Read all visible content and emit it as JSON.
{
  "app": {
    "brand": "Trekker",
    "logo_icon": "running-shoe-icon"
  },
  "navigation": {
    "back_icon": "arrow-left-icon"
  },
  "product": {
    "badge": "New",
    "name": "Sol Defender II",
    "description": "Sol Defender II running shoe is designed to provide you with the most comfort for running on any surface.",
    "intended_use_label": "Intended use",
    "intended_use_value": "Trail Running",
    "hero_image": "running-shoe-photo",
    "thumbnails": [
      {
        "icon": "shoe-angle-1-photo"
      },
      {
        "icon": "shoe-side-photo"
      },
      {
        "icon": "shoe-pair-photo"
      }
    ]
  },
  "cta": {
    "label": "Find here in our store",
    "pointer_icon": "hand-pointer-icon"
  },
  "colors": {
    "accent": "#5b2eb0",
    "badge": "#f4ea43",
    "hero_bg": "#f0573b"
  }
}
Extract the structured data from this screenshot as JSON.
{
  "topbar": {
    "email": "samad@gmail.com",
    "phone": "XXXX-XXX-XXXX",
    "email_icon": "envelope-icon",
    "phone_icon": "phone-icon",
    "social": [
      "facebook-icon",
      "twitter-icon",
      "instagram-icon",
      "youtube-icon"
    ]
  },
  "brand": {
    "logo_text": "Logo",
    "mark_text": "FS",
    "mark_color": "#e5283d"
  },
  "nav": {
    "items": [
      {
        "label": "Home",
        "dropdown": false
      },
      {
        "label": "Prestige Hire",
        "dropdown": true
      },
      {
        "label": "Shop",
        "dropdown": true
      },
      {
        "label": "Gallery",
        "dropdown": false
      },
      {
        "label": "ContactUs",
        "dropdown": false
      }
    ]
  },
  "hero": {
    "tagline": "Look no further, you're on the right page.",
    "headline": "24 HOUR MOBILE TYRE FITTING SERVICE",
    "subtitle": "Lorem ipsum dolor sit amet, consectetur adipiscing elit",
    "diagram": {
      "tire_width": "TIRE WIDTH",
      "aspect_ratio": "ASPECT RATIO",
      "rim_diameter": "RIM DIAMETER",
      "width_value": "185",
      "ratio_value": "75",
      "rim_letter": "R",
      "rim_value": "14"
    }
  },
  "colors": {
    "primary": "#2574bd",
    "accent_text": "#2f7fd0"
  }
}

+===+

[Task directions]: Copy the data above in full, character for character.

[Result for this exercise]:
Read all visible content and emit it as JSON.
{
  "app": {
    "brand": "Trekker",
    "logo_icon": "running-shoe-icon"
  },
  "navigation": {
    "back_icon": "arrow-left-icon"
  },
  "product": {
    "badge": "New",
    "name": "Sol Defender II",
    "description": "Sol Defender II running shoe is designed to provide you with the most comfort for running on any surface.",
    "intended_use_label": "Intended use",
    "intended_use_value": "Trail Running",
    "hero_image": "running-shoe-photo",
    "thumbnails": [
      {
        "icon": "shoe-angle-1-photo"
      },
      {
        "icon": "shoe-side-photo"
      },
      {
        "icon": "shoe-pair-photo"
      }
    ]
  },
  "cta": {
    "label": "Find here in our store",
    "pointer_icon": "hand-pointer-icon"
  },
  "colors": {
    "accent": "#5b2eb0",
    "badge": "#f4ea43",
    "hero_bg": "#f0573b"
  }
}
Extract the structured data from this screenshot as JSON.
{
  "topbar": {
    "email": "samad@gmail.com",
    "phone": "XXXX-XXX-XXXX",
    "email_icon": "envelope-icon",
    "phone_icon": "phone-icon",
    "social": [
      "facebook-icon",
      "twitter-icon",
      "instagram-icon",
      "youtube-icon"
    ]
  },
  "brand": {
    "logo_text": "Logo",
    "mark_text": "FS",
    "mark_color": "#e5283d"
  },
  "nav": {
    "items": [
      {
        "label": "Home",
        "dropdown": false
      },
      {
        "label": "Prestige Hire",
        "dropdown": true
      },
      {
        "label": "Shop",
        "dropdown": true
      },
      {
        "label": "Gallery",
        "dropdown": false
      },
      {
        "label": "ContactUs",
        "dropdown": false
      }
    ]
  },
  "hero": {
    "tagline": "Look no further, you're on the right page.",
    "headline": "24 HOUR MOBILE TYRE FITTING SERVICE",
    "subtitle": "Lorem ipsum dolor sit amet, consectetur adipiscing elit",
    "diagram": {
      "tire_width": "TIRE WIDTH",
      "aspect_ratio": "ASPECT RATIO",
      "rim_diameter": "RIM DIAMETER",
      "width_value": "185",
      "ratio_value": "75",
      "rim_letter": "R",
      "rim_value": "14"
    }
  },
  "colors": {
    "primary": "#2574bd",
    "accent_text": "#2f7fd0"
  }
}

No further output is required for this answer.